> _Problem requirements_
Copy out every line of the records where the string "name" occurs.

── Entries ──

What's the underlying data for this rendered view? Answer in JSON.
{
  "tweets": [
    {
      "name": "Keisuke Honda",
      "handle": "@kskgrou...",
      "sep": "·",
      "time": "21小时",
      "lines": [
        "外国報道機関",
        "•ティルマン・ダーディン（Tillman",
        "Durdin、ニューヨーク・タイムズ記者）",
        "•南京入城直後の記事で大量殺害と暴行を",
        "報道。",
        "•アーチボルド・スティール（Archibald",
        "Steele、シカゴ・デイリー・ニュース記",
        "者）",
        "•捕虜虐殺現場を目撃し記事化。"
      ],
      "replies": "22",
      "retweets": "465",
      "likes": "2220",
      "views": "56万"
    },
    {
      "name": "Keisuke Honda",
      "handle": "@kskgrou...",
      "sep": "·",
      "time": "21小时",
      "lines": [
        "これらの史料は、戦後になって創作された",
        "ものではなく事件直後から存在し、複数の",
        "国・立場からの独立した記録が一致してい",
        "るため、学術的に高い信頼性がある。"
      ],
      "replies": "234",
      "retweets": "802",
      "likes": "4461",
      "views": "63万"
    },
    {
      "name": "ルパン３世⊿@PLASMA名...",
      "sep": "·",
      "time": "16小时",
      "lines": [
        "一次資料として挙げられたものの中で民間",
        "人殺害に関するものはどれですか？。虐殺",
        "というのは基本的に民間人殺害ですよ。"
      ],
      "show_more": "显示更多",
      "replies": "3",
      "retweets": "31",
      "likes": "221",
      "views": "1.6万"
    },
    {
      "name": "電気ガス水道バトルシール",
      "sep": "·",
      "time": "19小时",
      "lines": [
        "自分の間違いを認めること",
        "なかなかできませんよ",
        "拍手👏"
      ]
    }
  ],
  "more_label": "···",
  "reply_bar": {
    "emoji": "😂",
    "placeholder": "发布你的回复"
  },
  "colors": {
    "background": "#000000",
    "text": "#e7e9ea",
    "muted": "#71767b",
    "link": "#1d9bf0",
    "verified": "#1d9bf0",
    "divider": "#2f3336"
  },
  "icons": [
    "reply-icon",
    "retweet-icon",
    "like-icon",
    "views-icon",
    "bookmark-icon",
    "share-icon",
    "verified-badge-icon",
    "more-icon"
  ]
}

───

> _The completed task_
      "name": "Keisuke Honda",
      "name": "Keisuke Honda",
      "name": "ルパン３世⊿@PLASMA名...",
      "name": "電気ガス水道バトルシール",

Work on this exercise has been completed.